Look through the records that follow. Copy every line containing the word "PRODUKSI".
┌──
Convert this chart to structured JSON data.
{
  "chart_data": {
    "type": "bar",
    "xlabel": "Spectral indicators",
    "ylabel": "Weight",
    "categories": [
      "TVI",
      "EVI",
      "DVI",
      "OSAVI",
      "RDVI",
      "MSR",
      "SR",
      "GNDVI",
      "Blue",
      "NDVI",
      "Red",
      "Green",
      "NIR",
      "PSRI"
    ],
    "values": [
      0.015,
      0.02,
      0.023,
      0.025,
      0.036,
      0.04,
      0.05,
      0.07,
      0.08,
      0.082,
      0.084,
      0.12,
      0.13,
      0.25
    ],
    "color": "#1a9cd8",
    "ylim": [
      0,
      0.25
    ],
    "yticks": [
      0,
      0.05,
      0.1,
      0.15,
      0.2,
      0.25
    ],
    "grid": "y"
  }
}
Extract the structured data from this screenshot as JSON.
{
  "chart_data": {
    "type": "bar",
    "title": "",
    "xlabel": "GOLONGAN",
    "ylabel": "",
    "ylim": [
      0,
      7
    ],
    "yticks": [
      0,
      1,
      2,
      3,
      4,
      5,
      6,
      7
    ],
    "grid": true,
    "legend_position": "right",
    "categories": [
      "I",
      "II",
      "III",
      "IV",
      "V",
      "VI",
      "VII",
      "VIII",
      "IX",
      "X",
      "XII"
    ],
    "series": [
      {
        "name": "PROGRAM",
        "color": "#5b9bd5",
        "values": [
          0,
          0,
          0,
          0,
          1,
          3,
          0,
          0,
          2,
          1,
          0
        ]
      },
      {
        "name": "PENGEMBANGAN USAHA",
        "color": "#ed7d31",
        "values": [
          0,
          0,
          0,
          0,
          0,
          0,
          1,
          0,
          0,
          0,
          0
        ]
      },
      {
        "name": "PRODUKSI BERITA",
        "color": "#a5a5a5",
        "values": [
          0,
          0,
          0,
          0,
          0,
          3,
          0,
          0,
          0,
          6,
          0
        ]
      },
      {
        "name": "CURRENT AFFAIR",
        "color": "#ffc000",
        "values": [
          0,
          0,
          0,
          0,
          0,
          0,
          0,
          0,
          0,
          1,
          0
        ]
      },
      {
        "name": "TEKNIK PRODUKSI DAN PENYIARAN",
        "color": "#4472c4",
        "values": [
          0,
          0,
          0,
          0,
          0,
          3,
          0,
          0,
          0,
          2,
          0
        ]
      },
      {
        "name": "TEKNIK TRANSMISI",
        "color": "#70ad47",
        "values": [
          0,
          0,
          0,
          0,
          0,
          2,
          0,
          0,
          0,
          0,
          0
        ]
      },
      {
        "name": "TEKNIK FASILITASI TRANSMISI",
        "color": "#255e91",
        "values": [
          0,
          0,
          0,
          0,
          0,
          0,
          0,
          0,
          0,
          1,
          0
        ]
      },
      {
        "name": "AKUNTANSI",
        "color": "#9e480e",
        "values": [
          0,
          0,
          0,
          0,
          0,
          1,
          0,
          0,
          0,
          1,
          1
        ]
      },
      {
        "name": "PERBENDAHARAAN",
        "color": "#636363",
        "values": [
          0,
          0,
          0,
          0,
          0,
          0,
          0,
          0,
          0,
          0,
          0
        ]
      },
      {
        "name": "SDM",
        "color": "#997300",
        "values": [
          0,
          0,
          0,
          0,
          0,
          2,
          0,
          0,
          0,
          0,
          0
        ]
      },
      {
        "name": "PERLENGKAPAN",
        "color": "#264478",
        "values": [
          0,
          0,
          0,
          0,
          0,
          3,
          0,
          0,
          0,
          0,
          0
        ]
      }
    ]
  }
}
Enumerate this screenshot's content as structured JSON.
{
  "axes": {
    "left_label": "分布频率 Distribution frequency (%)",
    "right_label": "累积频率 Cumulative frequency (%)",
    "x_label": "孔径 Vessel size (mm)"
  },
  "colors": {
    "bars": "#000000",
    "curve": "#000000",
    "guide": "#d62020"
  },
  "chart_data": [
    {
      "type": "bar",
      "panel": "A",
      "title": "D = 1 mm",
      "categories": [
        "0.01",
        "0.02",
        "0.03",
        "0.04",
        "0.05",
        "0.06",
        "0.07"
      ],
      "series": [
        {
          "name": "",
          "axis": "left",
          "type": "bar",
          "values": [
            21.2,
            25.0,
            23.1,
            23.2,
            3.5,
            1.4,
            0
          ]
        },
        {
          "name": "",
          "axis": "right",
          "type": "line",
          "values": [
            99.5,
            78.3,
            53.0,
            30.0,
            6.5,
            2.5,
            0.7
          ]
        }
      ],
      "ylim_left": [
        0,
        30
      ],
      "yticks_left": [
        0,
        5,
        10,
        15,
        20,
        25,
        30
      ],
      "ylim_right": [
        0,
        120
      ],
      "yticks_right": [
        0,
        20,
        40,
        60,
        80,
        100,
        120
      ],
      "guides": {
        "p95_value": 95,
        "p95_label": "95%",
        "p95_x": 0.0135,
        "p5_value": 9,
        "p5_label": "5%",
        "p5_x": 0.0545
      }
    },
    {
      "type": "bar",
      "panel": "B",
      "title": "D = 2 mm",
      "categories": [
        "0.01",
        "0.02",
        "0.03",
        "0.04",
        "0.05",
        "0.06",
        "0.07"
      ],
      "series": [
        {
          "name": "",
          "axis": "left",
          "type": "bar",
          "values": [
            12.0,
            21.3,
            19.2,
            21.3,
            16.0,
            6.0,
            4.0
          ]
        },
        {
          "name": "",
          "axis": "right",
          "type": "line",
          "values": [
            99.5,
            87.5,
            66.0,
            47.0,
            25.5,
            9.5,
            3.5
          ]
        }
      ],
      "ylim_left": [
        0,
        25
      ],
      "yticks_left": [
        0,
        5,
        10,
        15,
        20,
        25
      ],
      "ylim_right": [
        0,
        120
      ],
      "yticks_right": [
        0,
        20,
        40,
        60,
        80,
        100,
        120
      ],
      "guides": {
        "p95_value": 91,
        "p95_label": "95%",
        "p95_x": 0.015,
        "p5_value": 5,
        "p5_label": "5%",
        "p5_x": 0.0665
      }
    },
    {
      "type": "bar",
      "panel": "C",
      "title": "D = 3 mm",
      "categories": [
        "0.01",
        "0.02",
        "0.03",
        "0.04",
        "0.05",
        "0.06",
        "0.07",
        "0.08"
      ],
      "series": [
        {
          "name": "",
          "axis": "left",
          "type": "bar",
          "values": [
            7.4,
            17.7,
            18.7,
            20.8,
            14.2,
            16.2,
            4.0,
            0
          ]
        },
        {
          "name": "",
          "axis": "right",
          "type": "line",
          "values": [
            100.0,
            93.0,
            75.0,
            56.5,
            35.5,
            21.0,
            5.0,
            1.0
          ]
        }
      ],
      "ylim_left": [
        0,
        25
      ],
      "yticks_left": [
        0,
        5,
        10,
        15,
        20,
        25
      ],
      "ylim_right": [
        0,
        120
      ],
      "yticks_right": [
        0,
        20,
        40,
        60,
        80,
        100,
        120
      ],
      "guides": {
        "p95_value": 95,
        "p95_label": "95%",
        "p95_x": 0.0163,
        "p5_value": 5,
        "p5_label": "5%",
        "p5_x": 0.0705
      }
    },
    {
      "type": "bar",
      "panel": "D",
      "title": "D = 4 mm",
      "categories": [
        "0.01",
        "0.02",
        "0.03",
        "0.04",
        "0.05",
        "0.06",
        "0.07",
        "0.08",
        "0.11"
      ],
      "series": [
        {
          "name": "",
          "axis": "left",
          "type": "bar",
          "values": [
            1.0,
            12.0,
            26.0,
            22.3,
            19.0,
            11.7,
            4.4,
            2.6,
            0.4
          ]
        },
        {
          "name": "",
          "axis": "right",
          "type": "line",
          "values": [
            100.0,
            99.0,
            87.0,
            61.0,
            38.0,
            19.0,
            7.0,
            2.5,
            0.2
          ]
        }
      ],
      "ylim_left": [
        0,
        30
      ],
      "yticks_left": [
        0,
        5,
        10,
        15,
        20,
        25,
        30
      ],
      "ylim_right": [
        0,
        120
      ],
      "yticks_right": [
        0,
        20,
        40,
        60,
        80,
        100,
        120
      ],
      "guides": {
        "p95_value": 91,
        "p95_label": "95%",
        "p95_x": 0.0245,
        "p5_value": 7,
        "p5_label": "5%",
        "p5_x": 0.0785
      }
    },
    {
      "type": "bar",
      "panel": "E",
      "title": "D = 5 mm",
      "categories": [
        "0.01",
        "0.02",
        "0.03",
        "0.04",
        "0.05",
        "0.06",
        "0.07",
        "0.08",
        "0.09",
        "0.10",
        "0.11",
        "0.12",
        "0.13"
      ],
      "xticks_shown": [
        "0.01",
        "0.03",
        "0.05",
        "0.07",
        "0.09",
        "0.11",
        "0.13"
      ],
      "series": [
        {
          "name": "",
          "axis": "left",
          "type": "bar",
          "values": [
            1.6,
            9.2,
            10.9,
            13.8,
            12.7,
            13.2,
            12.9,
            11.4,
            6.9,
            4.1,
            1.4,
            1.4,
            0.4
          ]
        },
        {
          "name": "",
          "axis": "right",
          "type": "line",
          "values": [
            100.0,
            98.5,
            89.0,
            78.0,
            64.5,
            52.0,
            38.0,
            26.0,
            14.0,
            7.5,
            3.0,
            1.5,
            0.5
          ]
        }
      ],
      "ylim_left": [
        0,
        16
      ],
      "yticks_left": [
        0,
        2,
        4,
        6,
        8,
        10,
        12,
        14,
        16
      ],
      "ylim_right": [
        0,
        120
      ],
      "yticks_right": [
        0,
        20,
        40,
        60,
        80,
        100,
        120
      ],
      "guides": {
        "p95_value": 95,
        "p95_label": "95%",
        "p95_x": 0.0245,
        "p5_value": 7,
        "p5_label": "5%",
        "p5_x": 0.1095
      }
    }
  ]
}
└──
# ANSWER TO THE TASK:
        "name": "PRODUKSI BERITA",
        "name": "TEKNIK PRODUKSI DAN PENYIARAN",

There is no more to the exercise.